Objective: All of the records listed below should be retyped exactly.

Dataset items
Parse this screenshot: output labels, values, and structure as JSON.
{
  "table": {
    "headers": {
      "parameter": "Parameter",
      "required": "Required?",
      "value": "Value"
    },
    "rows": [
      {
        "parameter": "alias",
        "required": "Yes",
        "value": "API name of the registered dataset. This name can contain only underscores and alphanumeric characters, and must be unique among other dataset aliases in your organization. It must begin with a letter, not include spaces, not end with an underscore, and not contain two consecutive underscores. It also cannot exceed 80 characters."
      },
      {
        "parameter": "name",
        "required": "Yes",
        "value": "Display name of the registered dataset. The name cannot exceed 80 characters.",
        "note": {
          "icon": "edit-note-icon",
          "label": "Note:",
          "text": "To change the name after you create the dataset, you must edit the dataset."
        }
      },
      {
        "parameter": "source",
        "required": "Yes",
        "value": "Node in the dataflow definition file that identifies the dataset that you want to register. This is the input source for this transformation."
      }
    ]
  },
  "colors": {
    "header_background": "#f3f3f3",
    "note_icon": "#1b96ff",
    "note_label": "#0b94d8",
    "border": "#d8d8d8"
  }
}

Finished task:
Parse this screenshot: output labels, values, and structure as JSON.
{
  "table": {
    "headers": {
      "parameter": "Parameter",
      "required": "Required?",
      "value": "Value"
    },
    "rows": [
      {
        "parameter": "alias",
        "required": "Yes",
        "value": "API name of the registered dataset. This name can contain only underscores and alphanumeric characters, and must be unique among other dataset aliases in your organization. It must begin with a letter, not include spaces, not end with an underscore, and not contain two consecutive underscores. It also cannot exceed 80 characters."
      },
      {
        "parameter": "name",
        "required": "Yes",
        "value": "Display name of the registered dataset. The name cannot exceed 80 characters.",
        "note": {
          "icon": "edit-note-icon",
          "label": "Note:",
          "text": "To change the name after you create the dataset, you must edit the dataset."
        }
      },
      {
        "parameter": "source",
        "required": "Yes",
        "value": "Node in the dataflow definition file that identifies the dataset that you want to register. This is the input source for this transformation."
      }
    ]
  },
  "colors": {
    "header_background": "#f3f3f3",
    "note_icon": "#1b96ff",
    "note_label": "#0b94d8",
    "border": "#d8d8d8"
  }
}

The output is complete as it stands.